EXERCISE –
Go through the listing below and gather every line with the word "grid".

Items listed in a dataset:

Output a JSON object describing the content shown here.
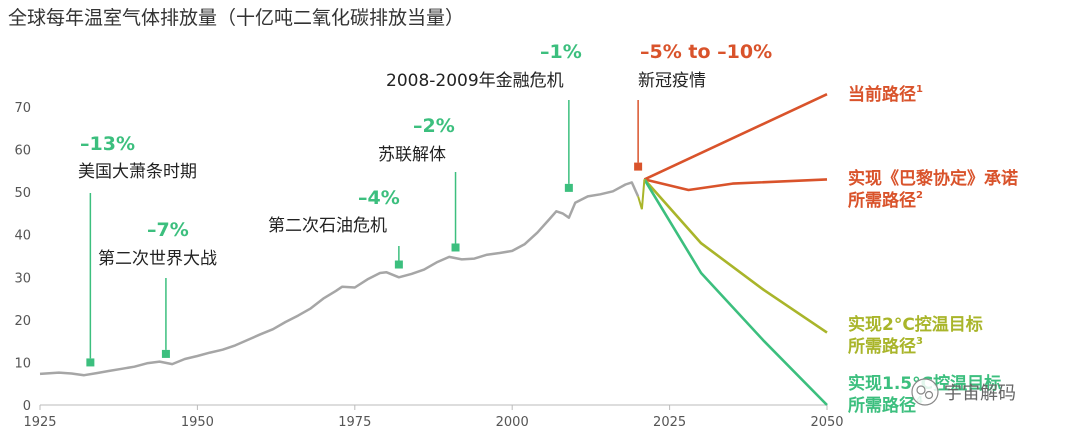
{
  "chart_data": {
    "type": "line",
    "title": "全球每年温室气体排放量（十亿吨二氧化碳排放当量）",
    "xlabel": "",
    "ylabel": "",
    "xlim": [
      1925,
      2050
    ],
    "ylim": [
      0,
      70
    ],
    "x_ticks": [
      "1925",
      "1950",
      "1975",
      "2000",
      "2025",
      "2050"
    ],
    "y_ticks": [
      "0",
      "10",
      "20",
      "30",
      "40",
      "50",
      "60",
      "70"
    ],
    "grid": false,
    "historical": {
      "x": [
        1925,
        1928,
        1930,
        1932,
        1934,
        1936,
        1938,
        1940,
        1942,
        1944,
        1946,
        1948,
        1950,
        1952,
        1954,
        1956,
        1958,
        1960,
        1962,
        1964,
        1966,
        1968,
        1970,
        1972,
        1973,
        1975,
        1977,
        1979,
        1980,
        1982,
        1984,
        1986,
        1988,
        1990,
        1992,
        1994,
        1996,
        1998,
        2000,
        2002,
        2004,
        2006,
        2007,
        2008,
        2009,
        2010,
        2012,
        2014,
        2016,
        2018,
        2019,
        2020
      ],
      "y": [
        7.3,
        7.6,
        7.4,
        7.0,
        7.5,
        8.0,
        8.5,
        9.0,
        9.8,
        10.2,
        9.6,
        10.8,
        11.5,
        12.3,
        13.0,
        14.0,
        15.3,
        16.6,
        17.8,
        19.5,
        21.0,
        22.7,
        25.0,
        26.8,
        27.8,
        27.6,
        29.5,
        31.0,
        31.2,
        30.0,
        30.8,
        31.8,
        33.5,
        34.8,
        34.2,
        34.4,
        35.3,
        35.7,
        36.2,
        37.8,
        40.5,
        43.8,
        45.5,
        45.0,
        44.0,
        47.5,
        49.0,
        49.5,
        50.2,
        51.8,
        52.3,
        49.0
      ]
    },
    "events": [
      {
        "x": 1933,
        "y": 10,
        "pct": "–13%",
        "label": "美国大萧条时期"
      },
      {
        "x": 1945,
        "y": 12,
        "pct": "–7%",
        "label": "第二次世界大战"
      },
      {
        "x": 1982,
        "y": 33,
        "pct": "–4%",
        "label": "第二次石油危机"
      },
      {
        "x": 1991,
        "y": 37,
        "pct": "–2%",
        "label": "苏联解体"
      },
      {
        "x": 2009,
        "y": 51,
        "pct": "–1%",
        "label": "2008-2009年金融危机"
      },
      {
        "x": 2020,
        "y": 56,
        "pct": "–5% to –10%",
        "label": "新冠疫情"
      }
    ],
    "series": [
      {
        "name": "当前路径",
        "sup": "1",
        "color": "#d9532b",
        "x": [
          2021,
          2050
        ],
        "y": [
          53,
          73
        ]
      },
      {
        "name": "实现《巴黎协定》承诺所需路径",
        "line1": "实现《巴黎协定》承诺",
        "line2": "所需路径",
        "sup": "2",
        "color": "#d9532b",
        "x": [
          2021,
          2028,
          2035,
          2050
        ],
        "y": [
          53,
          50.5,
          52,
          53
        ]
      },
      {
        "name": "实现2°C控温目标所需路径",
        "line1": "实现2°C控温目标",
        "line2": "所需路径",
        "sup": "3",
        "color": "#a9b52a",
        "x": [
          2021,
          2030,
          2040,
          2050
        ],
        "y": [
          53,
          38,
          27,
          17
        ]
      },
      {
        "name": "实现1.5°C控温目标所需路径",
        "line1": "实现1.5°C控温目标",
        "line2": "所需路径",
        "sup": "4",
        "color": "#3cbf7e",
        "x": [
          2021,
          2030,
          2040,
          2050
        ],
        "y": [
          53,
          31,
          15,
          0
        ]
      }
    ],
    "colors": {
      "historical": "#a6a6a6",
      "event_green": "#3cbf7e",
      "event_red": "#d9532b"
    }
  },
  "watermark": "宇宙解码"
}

--

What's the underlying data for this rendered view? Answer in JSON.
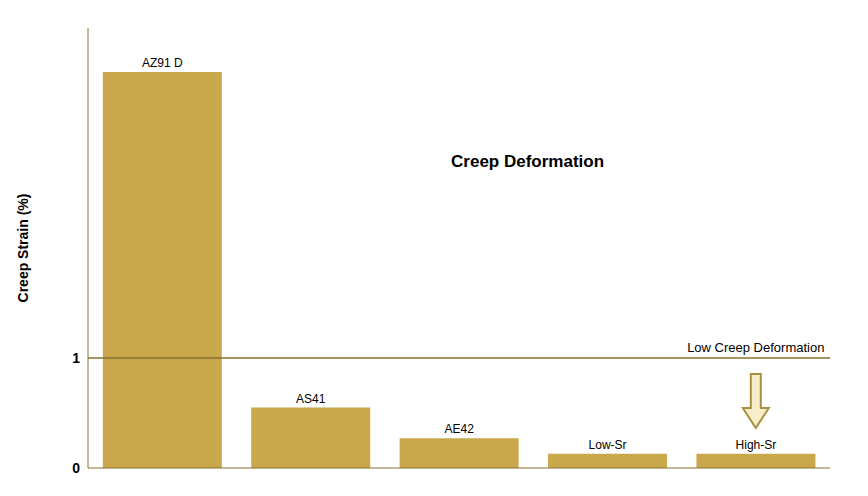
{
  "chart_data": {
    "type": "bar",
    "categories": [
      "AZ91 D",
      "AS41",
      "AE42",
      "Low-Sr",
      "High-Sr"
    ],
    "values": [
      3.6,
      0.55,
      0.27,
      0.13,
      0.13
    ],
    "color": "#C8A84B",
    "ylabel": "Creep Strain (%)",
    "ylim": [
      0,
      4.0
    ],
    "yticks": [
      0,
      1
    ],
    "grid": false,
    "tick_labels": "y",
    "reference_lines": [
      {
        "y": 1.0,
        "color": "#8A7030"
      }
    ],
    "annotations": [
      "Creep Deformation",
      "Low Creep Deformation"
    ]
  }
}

==

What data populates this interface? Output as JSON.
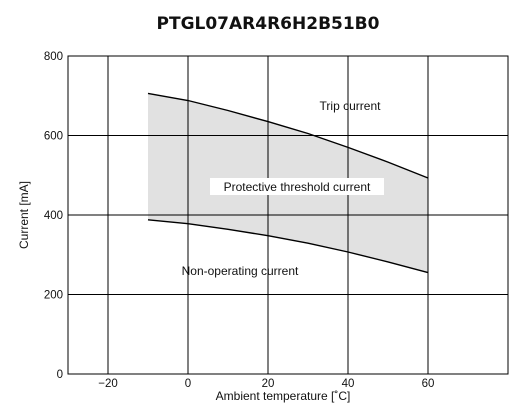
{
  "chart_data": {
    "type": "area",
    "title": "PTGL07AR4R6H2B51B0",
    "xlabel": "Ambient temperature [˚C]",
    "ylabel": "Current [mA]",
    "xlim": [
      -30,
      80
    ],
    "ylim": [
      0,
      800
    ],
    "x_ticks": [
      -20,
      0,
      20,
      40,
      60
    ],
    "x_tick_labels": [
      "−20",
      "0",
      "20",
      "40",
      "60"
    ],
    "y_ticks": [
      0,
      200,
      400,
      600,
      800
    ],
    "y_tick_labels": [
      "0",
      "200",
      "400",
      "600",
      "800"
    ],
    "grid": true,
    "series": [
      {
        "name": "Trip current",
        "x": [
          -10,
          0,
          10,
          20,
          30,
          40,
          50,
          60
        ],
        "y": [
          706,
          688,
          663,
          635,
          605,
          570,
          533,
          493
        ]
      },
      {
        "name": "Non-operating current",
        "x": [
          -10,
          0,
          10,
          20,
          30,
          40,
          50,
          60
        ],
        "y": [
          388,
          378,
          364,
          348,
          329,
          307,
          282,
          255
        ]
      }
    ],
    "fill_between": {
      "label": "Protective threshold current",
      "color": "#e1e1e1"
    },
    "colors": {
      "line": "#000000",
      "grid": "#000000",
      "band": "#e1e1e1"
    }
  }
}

TASK RESPONSE –
    "grid": false,
    "grid": false,
    "grid": true,
      "grid": "#000000",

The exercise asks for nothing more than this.